◆ **Written problem**
Copy each line holding the string "production".
-----
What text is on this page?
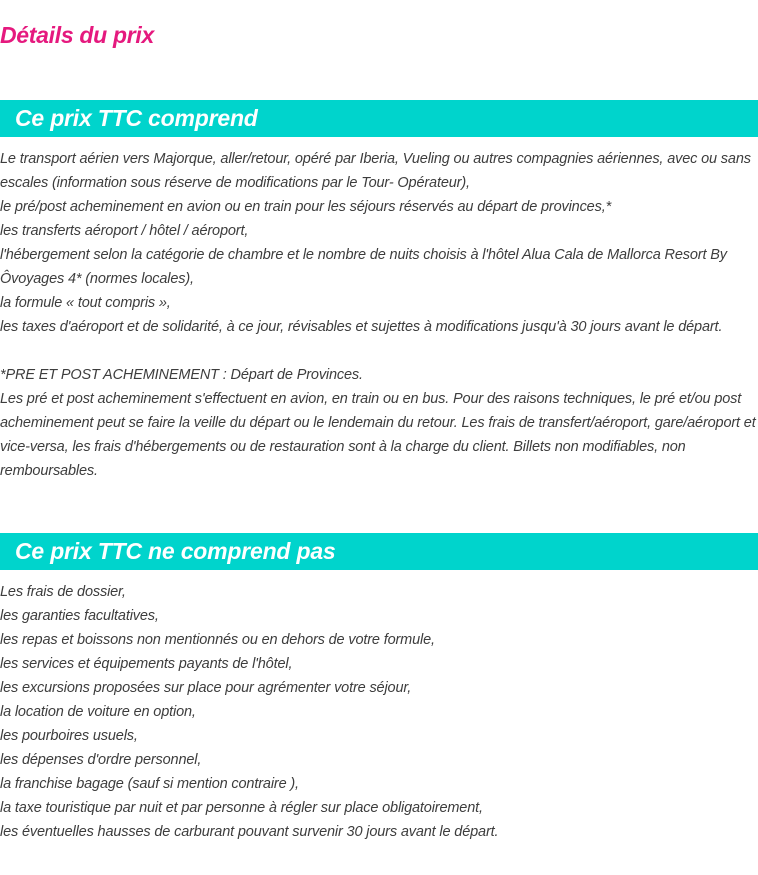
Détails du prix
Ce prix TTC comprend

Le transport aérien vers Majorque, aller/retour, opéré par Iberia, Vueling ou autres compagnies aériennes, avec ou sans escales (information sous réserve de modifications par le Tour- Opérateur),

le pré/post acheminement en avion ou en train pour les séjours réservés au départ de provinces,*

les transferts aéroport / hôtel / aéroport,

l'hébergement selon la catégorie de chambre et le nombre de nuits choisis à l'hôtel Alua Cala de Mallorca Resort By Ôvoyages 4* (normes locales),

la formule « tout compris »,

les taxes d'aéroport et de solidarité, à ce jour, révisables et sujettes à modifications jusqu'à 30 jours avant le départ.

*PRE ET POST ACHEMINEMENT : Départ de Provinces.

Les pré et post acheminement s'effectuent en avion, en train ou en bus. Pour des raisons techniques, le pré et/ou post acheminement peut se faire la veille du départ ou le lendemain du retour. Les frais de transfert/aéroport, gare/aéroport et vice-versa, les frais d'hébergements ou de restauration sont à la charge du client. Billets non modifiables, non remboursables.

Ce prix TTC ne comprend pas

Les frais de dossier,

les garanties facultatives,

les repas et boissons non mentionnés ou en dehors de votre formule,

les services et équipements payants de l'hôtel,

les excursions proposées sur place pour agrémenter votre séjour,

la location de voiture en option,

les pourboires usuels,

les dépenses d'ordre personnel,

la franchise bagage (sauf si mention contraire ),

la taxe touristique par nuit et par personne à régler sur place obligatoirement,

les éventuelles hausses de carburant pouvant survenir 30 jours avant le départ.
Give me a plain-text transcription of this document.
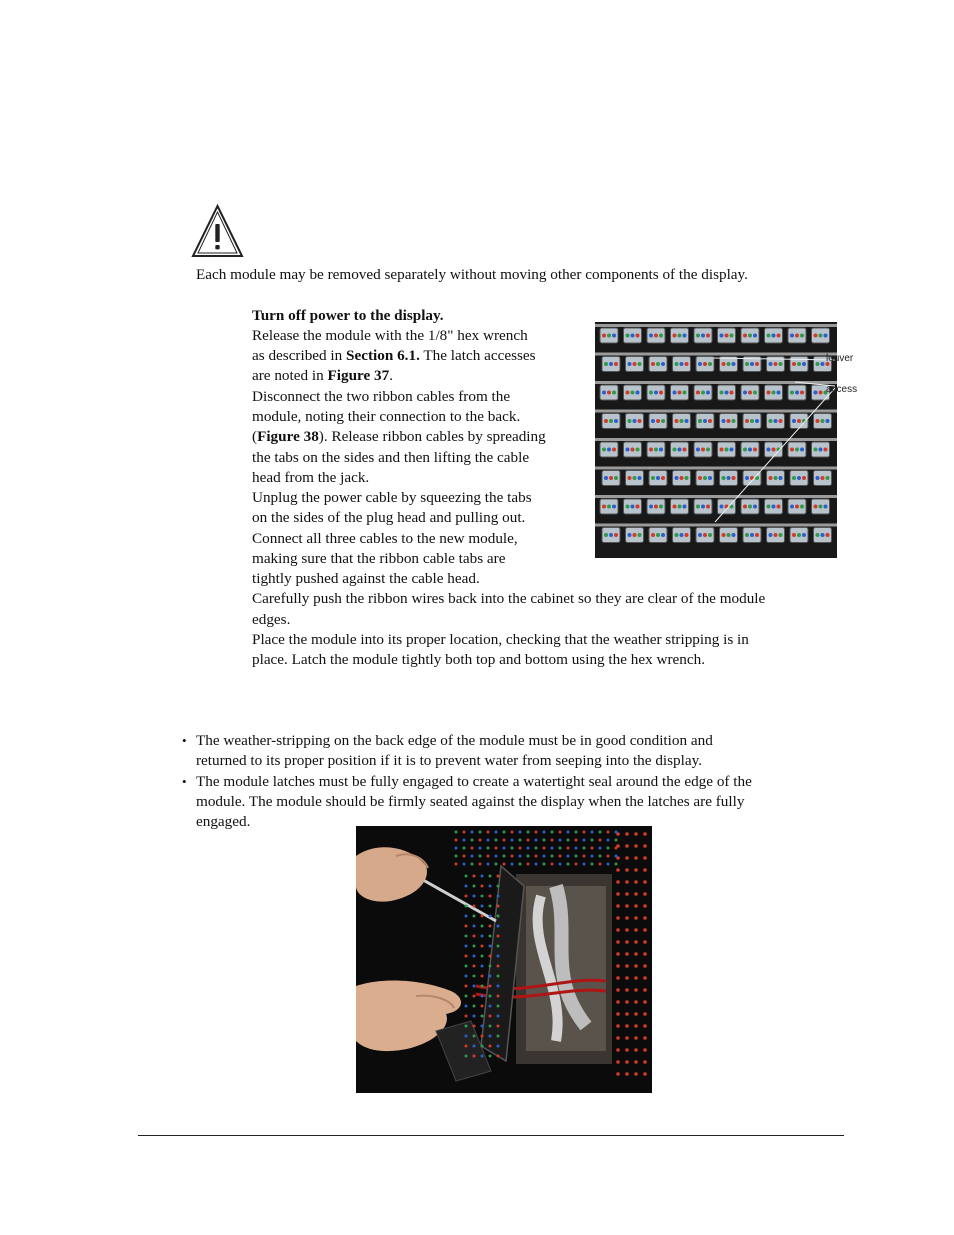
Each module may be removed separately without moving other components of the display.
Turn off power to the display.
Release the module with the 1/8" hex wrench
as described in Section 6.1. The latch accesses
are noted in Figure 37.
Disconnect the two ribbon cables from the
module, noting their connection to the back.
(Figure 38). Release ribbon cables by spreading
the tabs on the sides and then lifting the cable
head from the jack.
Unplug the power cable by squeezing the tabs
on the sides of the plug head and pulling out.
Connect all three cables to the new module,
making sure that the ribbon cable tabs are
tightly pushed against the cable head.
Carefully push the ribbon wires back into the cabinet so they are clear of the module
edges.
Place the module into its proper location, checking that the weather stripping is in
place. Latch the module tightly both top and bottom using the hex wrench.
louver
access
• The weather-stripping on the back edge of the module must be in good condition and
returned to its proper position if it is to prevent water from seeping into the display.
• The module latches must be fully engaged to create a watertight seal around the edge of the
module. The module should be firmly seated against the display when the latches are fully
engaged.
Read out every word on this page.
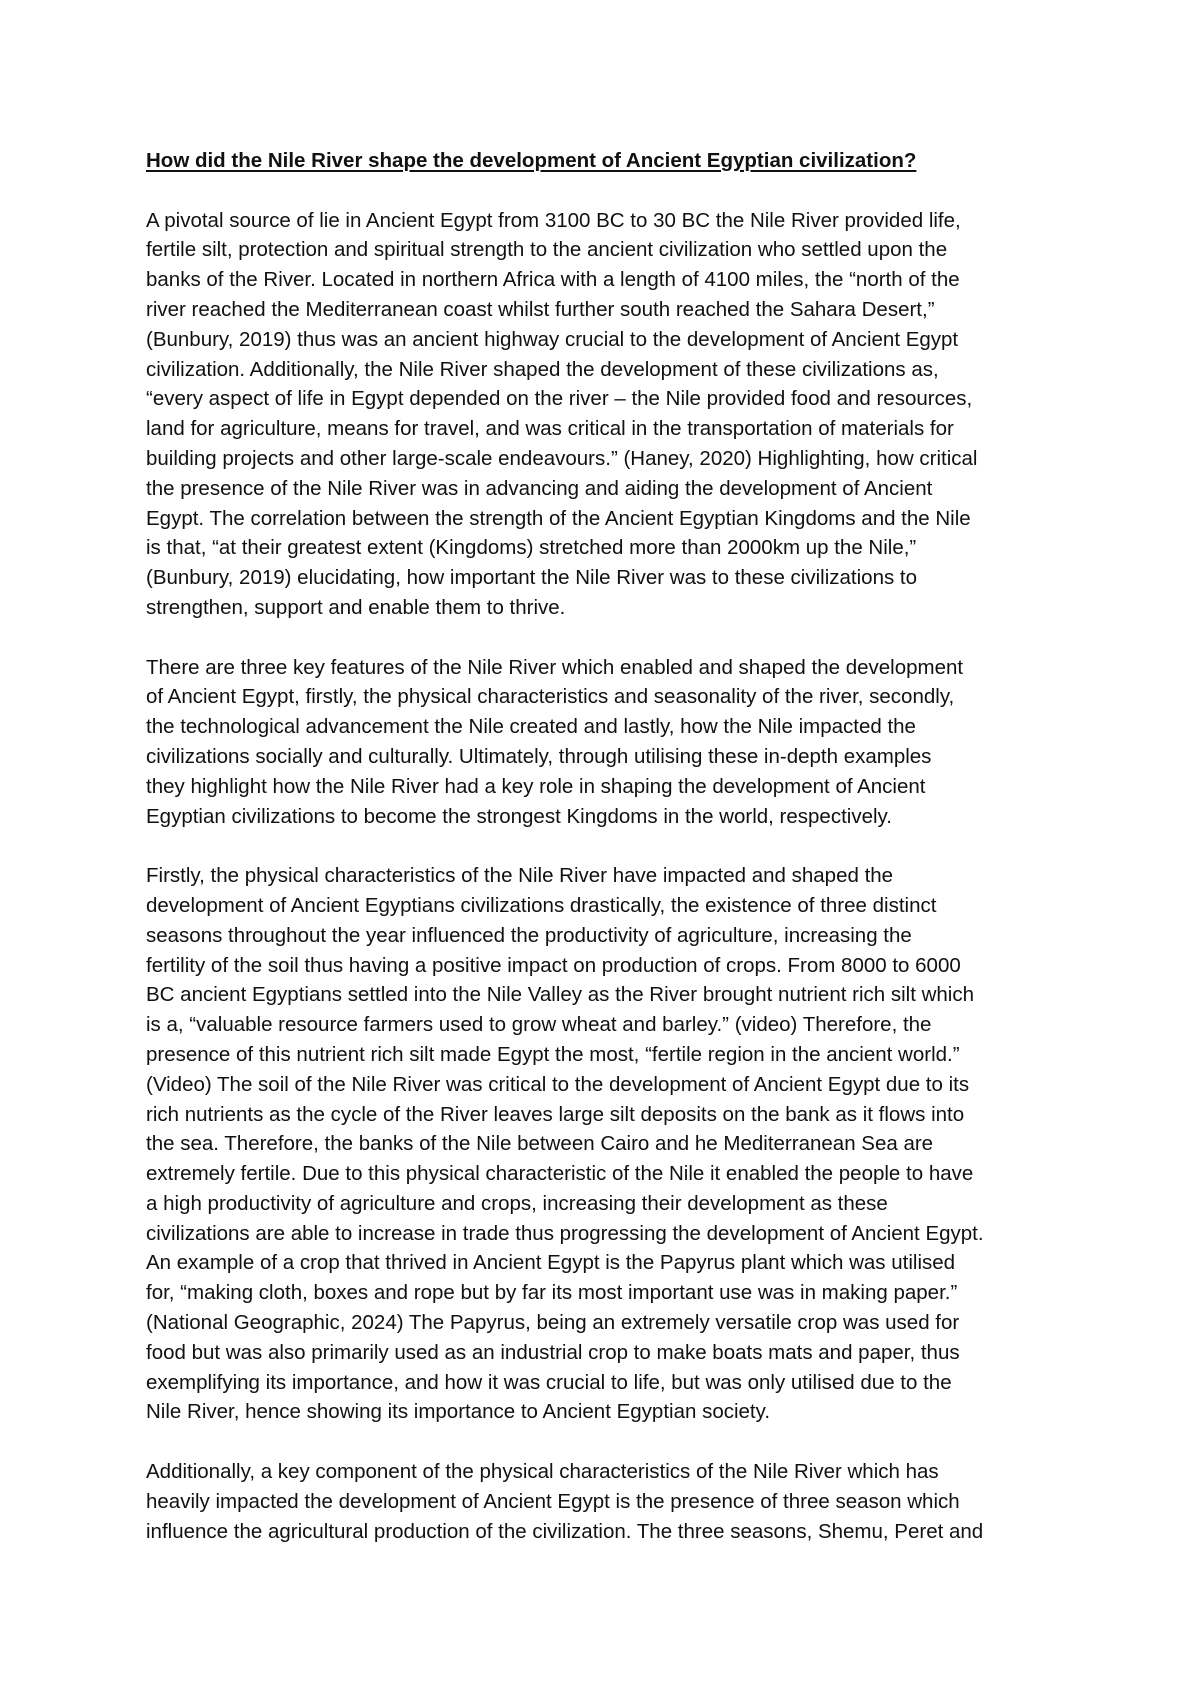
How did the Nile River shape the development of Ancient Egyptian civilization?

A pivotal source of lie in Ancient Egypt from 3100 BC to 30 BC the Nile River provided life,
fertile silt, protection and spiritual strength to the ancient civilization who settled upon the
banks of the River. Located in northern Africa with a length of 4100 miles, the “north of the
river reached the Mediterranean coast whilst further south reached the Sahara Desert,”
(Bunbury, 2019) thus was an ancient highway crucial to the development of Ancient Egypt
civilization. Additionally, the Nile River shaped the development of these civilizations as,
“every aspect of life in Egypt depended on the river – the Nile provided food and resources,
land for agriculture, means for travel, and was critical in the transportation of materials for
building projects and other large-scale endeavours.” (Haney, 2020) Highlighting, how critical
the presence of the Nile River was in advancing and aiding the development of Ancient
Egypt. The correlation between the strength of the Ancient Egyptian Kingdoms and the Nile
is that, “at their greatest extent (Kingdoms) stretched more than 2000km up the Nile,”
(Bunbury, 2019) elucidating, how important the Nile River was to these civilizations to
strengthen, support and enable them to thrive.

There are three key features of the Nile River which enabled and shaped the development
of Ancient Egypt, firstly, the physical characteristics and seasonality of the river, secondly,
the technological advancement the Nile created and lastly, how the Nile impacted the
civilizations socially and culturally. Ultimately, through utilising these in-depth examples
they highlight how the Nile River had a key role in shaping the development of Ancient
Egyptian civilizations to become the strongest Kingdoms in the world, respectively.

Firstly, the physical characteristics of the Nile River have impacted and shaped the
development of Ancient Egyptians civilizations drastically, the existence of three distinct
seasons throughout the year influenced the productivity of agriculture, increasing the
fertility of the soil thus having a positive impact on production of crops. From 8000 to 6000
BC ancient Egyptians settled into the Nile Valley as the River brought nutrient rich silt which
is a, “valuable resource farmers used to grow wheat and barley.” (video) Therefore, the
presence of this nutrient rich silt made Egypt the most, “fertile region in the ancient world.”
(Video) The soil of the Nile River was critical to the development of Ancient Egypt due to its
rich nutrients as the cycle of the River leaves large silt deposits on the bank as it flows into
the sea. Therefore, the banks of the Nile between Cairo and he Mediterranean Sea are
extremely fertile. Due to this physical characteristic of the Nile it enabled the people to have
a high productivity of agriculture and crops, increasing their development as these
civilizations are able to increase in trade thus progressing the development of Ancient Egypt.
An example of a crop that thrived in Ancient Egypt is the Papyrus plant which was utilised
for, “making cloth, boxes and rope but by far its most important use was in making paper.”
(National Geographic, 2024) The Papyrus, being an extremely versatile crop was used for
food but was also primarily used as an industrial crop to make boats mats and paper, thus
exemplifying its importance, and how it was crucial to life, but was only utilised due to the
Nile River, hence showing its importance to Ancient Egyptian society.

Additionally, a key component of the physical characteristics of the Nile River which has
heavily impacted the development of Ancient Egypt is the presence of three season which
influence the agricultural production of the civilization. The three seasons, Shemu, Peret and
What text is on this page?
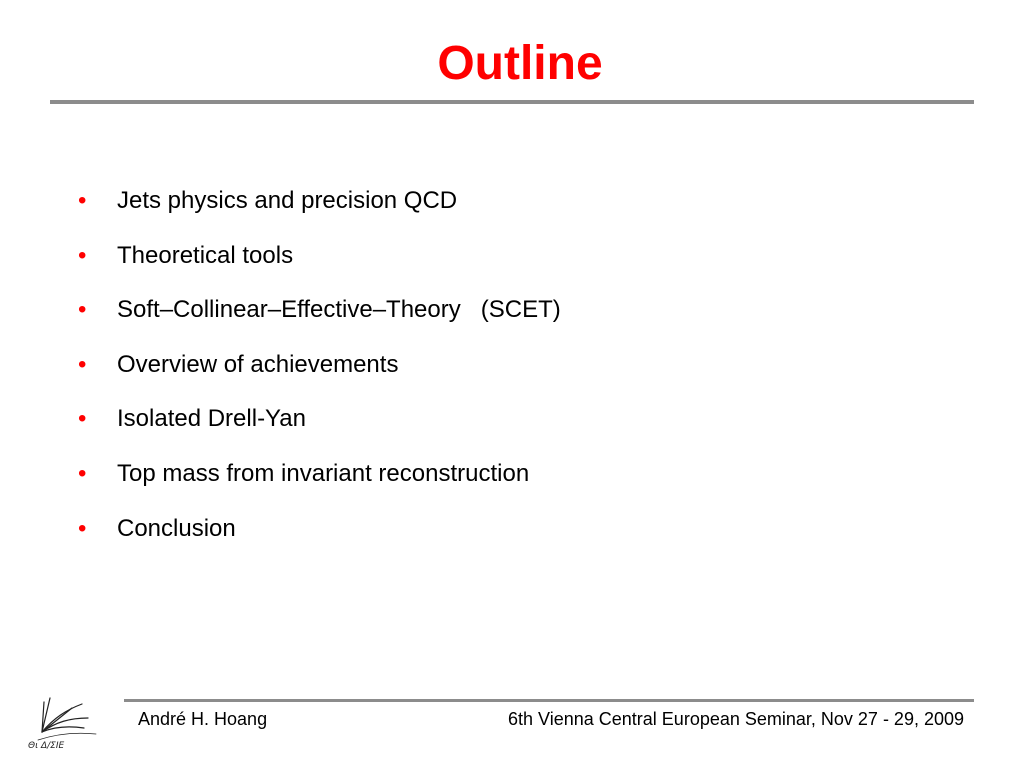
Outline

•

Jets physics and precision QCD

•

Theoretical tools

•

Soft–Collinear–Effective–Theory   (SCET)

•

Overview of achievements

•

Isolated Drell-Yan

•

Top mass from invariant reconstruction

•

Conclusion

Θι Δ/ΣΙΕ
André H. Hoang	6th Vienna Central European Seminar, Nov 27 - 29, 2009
-----
◆ **Response to this exercise**
fertility of the soil thus having a positive impact on production of crops. From 8000 to 6000
influence the agricultural production of the civilization. The three seasons, Shemu, Peret and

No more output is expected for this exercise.